* **Task requirements**
Leave out the pictures, then reproduce the rest of the material exactly.
+ + + +
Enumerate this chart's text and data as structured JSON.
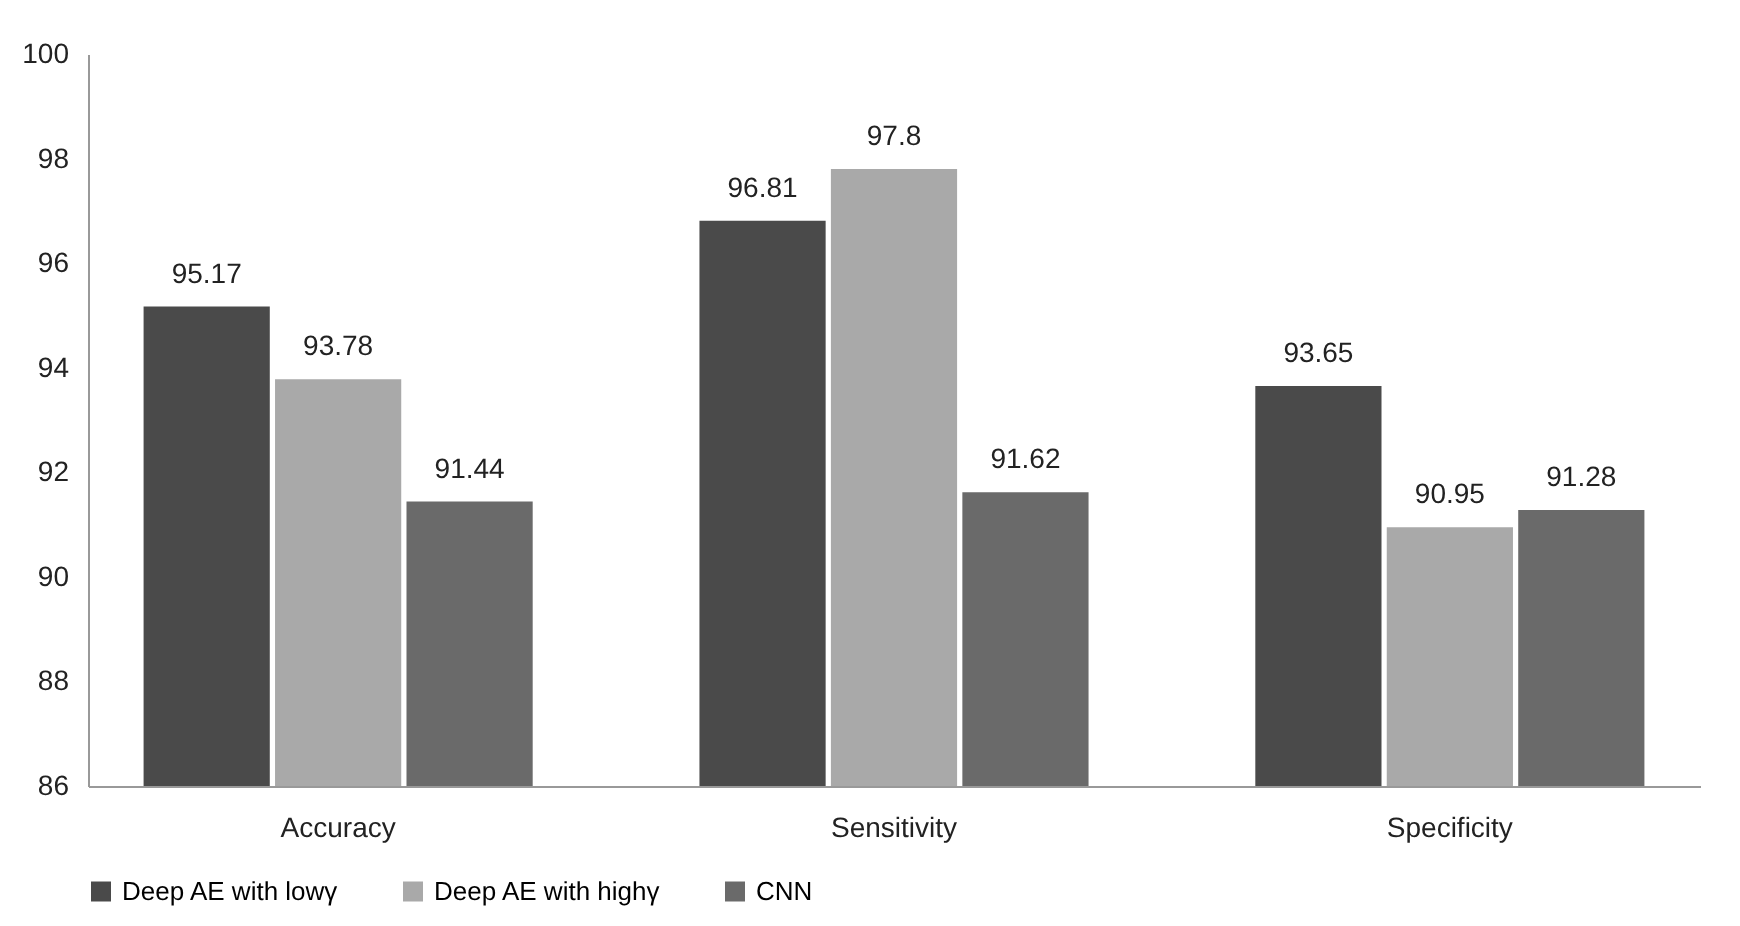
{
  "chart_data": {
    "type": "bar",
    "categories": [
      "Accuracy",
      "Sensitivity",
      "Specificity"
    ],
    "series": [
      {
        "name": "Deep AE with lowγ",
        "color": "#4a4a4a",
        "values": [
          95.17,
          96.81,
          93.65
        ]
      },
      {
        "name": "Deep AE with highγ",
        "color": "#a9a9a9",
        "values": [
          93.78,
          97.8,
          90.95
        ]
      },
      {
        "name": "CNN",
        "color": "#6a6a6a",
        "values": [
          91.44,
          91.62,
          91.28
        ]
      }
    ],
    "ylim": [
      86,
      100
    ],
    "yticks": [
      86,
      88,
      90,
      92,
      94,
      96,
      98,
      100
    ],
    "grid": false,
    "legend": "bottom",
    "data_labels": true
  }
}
+ + + +
* **Solution for this exercise**
Enumerate this chart's text and data as structured JSON.
{
  "chart_data": {
    "type": "bar",
    "categories": [
      "Accuracy",
      "Sensitivity",
      "Specificity"
    ],
    "series": [
      {
        "name": "Deep AE with lowγ",
        "color": "#4a4a4a",
        "values": [
          95.17,
          96.81,
          93.65
        ]
      },
      {
        "name": "Deep AE with highγ",
        "color": "#a9a9a9",
        "values": [
          93.78,
          97.8,
          90.95
        ]
      },
      {
        "name": "CNN",
        "color": "#6a6a6a",
        "values": [
          91.44,
          91.62,
          91.28
        ]
      }
    ],
    "ylim": [
      86,
      100
    ],
    "yticks": [
      86,
      88,
      90,
      92,
      94,
      96,
      98,
      100
    ],
    "grid": false,
    "legend": "bottom",
    "data_labels": true
  }
}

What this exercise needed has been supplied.